DATA PROVIDED →

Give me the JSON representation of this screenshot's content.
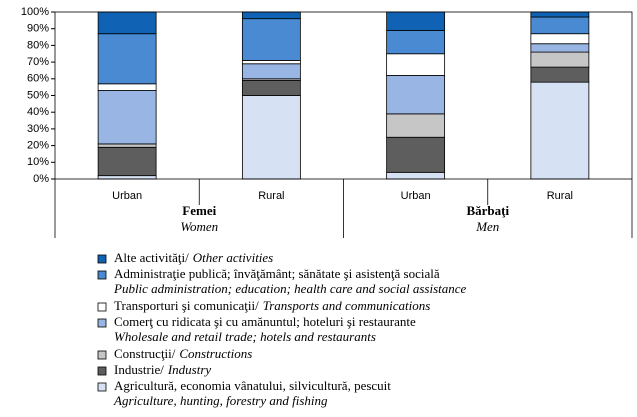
{
  "chart_data": {
    "type": "stacked_bar",
    "categories": [
      "Urban",
      "Rural",
      "Urban",
      "Rural"
    ],
    "groups": [
      {
        "name": "Femei",
        "name_en": "Women"
      },
      {
        "name": "Bărbaţi",
        "name_en": "Men"
      }
    ],
    "series": [
      {
        "name": "Agricultură, economia vânatului, silvicultură, pescuit",
        "name_en": "Agriculture, hunting, forestry and fishing",
        "color": "#d6e1f4",
        "values": [
          2,
          50,
          4,
          58
        ]
      },
      {
        "name": "Industrie/",
        "name_en": "Industry",
        "color": "#5e5e5e",
        "values": [
          17,
          9,
          21,
          9
        ]
      },
      {
        "name": "Construcţii/",
        "name_en": "Constructions",
        "color": "#c6c6c6",
        "values": [
          2,
          1,
          14,
          9
        ]
      },
      {
        "name": "Comerţ cu ridicata şi cu amănuntul; hoteluri şi restaurante",
        "name_en": "Wholesale and retail trade; hotels and restaurants",
        "color": "#98b5e4",
        "values": [
          32,
          9,
          23,
          5
        ]
      },
      {
        "name": "Transporturi şi comunicaţii/",
        "name_en": "Transports and communications",
        "color": "#ffffff",
        "values": [
          4,
          2,
          13,
          6
        ]
      },
      {
        "name": "Administraţie publică; învăţământ; sănătate şi asistenţă socială",
        "name_en": "Public administration; education; health care and social assistance",
        "color": "#4a8ad2",
        "values": [
          30,
          25,
          14,
          10
        ]
      },
      {
        "name": "Alte activităţi/",
        "name_en": "Other activities",
        "color": "#1063b4",
        "values": [
          13,
          4,
          11,
          3
        ]
      }
    ],
    "ylim": [
      0,
      100
    ],
    "yticks": [
      {
        "value": 0,
        "label": "0%"
      },
      {
        "value": 10,
        "label": "10%"
      },
      {
        "value": 20,
        "label": "20%"
      },
      {
        "value": 30,
        "label": "30%"
      },
      {
        "value": 40,
        "label": "40%"
      },
      {
        "value": 50,
        "label": "50%"
      },
      {
        "value": 60,
        "label": "60%"
      },
      {
        "value": 70,
        "label": "70%"
      },
      {
        "value": 80,
        "label": "80%"
      },
      {
        "value": 90,
        "label": "90%"
      },
      {
        "value": 100,
        "label": "100%"
      }
    ]
  }
}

GIVEN REQUEST → Every entry above needs to be retyped exactly; drop the pictures.

SOLUTION BELOW →
Give me the JSON representation of this screenshot's content.
{
  "chart_data": {
    "type": "stacked_bar",
    "categories": [
      "Urban",
      "Rural",
      "Urban",
      "Rural"
    ],
    "groups": [
      {
        "name": "Femei",
        "name_en": "Women"
      },
      {
        "name": "Bărbaţi",
        "name_en": "Men"
      }
    ],
    "series": [
      {
        "name": "Agricultură, economia vânatului, silvicultură, pescuit",
        "name_en": "Agriculture, hunting, forestry and fishing",
        "color": "#d6e1f4",
        "values": [
          2,
          50,
          4,
          58
        ]
      },
      {
        "name": "Industrie/",
        "name_en": "Industry",
        "color": "#5e5e5e",
        "values": [
          17,
          9,
          21,
          9
        ]
      },
      {
        "name": "Construcţii/",
        "name_en": "Constructions",
        "color": "#c6c6c6",
        "values": [
          2,
          1,
          14,
          9
        ]
      },
      {
        "name": "Comerţ cu ridicata şi cu amănuntul; hoteluri şi restaurante",
        "name_en": "Wholesale and retail trade; hotels and restaurants",
        "color": "#98b5e4",
        "values": [
          32,
          9,
          23,
          5
        ]
      },
      {
        "name": "Transporturi şi comunicaţii/",
        "name_en": "Transports and communications",
        "color": "#ffffff",
        "values": [
          4,
          2,
          13,
          6
        ]
      },
      {
        "name": "Administraţie publică; învăţământ; sănătate şi asistenţă socială",
        "name_en": "Public administration; education; health care and social assistance",
        "color": "#4a8ad2",
        "values": [
          30,
          25,
          14,
          10
        ]
      },
      {
        "name": "Alte activităţi/",
        "name_en": "Other activities",
        "color": "#1063b4",
        "values": [
          13,
          4,
          11,
          3
        ]
      }
    ],
    "ylim": [
      0,
      100
    ],
    "yticks": [
      {
        "value": 0,
        "label": "0%"
      },
      {
        "value": 10,
        "label": "10%"
      },
      {
        "value": 20,
        "label": "20%"
      },
      {
        "value": 30,
        "label": "30%"
      },
      {
        "value": 40,
        "label": "40%"
      },
      {
        "value": 50,
        "label": "50%"
      },
      {
        "value": 60,
        "label": "60%"
      },
      {
        "value": 70,
        "label": "70%"
      },
      {
        "value": 80,
        "label": "80%"
      },
      {
        "value": 90,
        "label": "90%"
      },
      {
        "value": 100,
        "label": "100%"
      }
    ]
  }
}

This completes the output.